In the material below, the lines containing the word "label" are required; copy each of them.

┌─ GIVEN RECORDS

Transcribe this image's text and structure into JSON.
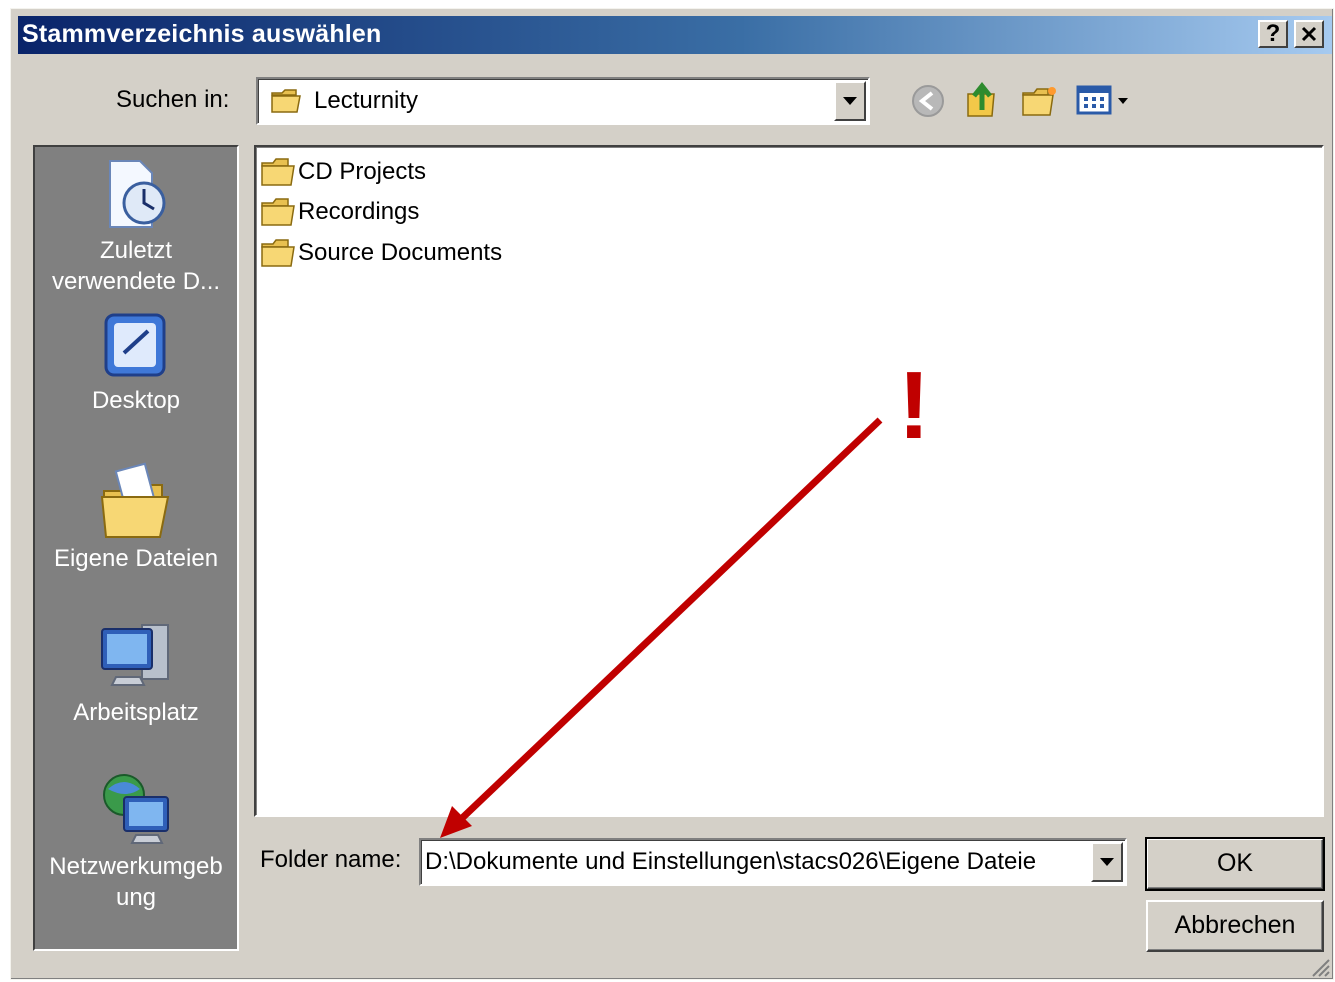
{
  "dialog": {
    "title": "Stammverzeichnis auswählen",
    "help_button": "?",
    "close_button": "✕"
  },
  "lookin": {
    "label": "Suchen in:",
    "value": "Lecturnity"
  },
  "toolbar": {
    "icons": [
      "back-icon",
      "up-folder-icon",
      "new-folder-icon",
      "view-menu-icon"
    ]
  },
  "places": [
    {
      "label": "Zuletzt verwendete D...",
      "icon": "recent-documents-icon"
    },
    {
      "label": "Desktop",
      "icon": "desktop-icon"
    },
    {
      "label": "Eigene Dateien",
      "icon": "my-documents-icon"
    },
    {
      "label": "Arbeitsplatz",
      "icon": "my-computer-icon"
    },
    {
      "label": "Netzwerkumgebung",
      "icon": "network-icon"
    }
  ],
  "files": [
    {
      "name": "CD Projects",
      "icon": "folder-icon"
    },
    {
      "name": "Recordings",
      "icon": "folder-icon"
    },
    {
      "name": "Source Documents",
      "icon": "folder-icon"
    }
  ],
  "foldername": {
    "label": "Folder name:",
    "value": "D:\\Dokumente und Einstellungen\\stacs026\\Eigene Dateie"
  },
  "buttons": {
    "ok": "OK",
    "cancel": "Abbrechen"
  },
  "annotation": {
    "mark": "!",
    "color": "#c00000"
  },
  "colors": {
    "title_start": "#0a246a",
    "title_end": "#a6caf0",
    "face": "#d4d0c8",
    "places_bg": "#808080"
  }
}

└─

> _CORRECT OUTPUT_
    "label": "Suchen in:",
      "label": "Zuletzt verwendete D...",
      "label": "Desktop",
      "label": "Eigene Dateien",
      "label": "Arbeitsplatz",
      "label": "Netzwerkumgebung",
    "label": "Folder name:",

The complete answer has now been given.